## Short problem
Restate each of the lines given below, word for word.

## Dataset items
□ □ □

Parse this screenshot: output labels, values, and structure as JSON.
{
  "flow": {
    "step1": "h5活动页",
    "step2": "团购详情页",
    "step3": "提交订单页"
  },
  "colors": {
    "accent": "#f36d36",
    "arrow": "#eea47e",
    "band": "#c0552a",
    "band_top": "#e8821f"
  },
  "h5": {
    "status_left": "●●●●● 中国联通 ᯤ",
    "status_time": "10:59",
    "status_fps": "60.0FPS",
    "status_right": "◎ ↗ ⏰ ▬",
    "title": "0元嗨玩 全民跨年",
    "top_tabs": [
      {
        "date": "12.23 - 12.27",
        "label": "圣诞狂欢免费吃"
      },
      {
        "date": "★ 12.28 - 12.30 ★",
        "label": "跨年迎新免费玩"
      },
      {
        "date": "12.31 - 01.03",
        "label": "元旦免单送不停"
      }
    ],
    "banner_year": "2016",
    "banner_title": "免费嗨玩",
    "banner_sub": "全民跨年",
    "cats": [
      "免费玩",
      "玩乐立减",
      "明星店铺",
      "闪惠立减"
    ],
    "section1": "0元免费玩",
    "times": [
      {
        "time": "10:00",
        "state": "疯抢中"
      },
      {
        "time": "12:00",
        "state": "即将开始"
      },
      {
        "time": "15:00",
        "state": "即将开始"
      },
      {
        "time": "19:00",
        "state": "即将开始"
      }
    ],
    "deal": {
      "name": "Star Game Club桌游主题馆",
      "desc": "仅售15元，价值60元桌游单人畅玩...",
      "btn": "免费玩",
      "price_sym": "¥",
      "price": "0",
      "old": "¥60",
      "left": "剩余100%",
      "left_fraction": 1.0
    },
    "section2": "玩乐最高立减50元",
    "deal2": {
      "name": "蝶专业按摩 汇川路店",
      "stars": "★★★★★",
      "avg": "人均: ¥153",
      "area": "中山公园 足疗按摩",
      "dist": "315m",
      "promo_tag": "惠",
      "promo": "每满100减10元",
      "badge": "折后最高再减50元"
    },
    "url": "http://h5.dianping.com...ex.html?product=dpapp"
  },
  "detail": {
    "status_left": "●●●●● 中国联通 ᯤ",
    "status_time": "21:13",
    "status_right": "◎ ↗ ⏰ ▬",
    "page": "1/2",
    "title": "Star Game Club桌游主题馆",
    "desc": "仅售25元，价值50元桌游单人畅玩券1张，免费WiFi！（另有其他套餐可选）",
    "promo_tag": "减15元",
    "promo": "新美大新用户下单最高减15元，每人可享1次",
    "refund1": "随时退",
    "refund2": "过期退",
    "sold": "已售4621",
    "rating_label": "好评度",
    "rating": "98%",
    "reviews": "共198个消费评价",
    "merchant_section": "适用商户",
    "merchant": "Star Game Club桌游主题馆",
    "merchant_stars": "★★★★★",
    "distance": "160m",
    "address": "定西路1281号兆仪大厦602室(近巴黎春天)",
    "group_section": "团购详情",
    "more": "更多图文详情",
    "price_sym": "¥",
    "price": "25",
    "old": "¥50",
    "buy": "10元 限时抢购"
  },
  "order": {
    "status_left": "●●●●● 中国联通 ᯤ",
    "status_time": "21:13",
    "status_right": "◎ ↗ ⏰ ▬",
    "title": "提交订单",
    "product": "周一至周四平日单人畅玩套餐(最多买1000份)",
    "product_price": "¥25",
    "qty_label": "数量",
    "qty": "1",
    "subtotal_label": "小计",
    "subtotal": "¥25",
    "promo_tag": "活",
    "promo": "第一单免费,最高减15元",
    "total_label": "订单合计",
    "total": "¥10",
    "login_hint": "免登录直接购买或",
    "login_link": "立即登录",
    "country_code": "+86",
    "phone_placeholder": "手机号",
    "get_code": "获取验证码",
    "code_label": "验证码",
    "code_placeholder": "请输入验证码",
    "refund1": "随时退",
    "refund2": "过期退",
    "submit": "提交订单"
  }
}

□ □ □

## Exercise result
Parse this screenshot: output labels, values, and structure as JSON.
{
  "flow": {
    "step1": "h5活动页",
    "step2": "团购详情页",
    "step3": "提交订单页"
  },
  "colors": {
    "accent": "#f36d36",
    "arrow": "#eea47e",
    "band": "#c0552a",
    "band_top": "#e8821f"
  },
  "h5": {
    "status_left": "●●●●● 中国联通 ᯤ",
    "status_time": "10:59",
    "status_fps": "60.0FPS",
    "status_right": "◎ ↗ ⏰ ▬",
    "title": "0元嗨玩 全民跨年",
    "top_tabs": [
      {
        "date": "12.23 - 12.27",
        "label": "圣诞狂欢免费吃"
      },
      {
        "date": "★ 12.28 - 12.30 ★",
        "label": "跨年迎新免费玩"
      },
      {
        "date": "12.31 - 01.03",
        "label": "元旦免单送不停"
      }
    ],
    "banner_year": "2016",
    "banner_title": "免费嗨玩",
    "banner_sub": "全民跨年",
    "cats": [
      "免费玩",
      "玩乐立减",
      "明星店铺",
      "闪惠立减"
    ],
    "section1": "0元免费玩",
    "times": [
      {
        "time": "10:00",
        "state": "疯抢中"
      },
      {
        "time": "12:00",
        "state": "即将开始"
      },
      {
        "time": "15:00",
        "state": "即将开始"
      },
      {
        "time": "19:00",
        "state": "即将开始"
      }
    ],
    "deal": {
      "name": "Star Game Club桌游主题馆",
      "desc": "仅售15元，价值60元桌游单人畅玩...",
      "btn": "免费玩",
      "price_sym": "¥",
      "price": "0",
      "old": "¥60",
      "left": "剩余100%",
      "left_fraction": 1.0
    },
    "section2": "玩乐最高立减50元",
    "deal2": {
      "name": "蝶专业按摩 汇川路店",
      "stars": "★★★★★",
      "avg": "人均: ¥153",
      "area": "中山公园 足疗按摩",
      "dist": "315m",
      "promo_tag": "惠",
      "promo": "每满100减10元",
      "badge": "折后最高再减50元"
    },
    "url": "http://h5.dianping.com...ex.html?product=dpapp"
  },
  "detail": {
    "status_left": "●●●●● 中国联通 ᯤ",
    "status_time": "21:13",
    "status_right": "◎ ↗ ⏰ ▬",
    "page": "1/2",
    "title": "Star Game Club桌游主题馆",
    "desc": "仅售25元，价值50元桌游单人畅玩券1张，免费WiFi！（另有其他套餐可选）",
    "promo_tag": "减15元",
    "promo": "新美大新用户下单最高减15元，每人可享1次",
    "refund1": "随时退",
    "refund2": "过期退",
    "sold": "已售4621",
    "rating_label": "好评度",
    "rating": "98%",
    "reviews": "共198个消费评价",
    "merchant_section": "适用商户",
    "merchant": "Star Game Club桌游主题馆",
    "merchant_stars": "★★★★★",
    "distance": "160m",
    "address": "定西路1281号兆仪大厦602室(近巴黎春天)",
    "group_section": "团购详情",
    "more": "更多图文详情",
    "price_sym": "¥",
    "price": "25",
    "old": "¥50",
    "buy": "10元 限时抢购"
  },
  "order": {
    "status_left": "●●●●● 中国联通 ᯤ",
    "status_time": "21:13",
    "status_right": "◎ ↗ ⏰ ▬",
    "title": "提交订单",
    "product": "周一至周四平日单人畅玩套餐(最多买1000份)",
    "product_price": "¥25",
    "qty_label": "数量",
    "qty": "1",
    "subtotal_label": "小计",
    "subtotal": "¥25",
    "promo_tag": "活",
    "promo": "第一单免费,最高减15元",
    "total_label": "订单合计",
    "total": "¥10",
    "login_hint": "免登录直接购买或",
    "login_link": "立即登录",
    "country_code": "+86",
    "phone_placeholder": "手机号",
    "get_code": "获取验证码",
    "code_label": "验证码",
    "code_placeholder": "请输入验证码",
    "refund1": "随时退",
    "refund2": "过期退",
    "submit": "提交订单"
  }
}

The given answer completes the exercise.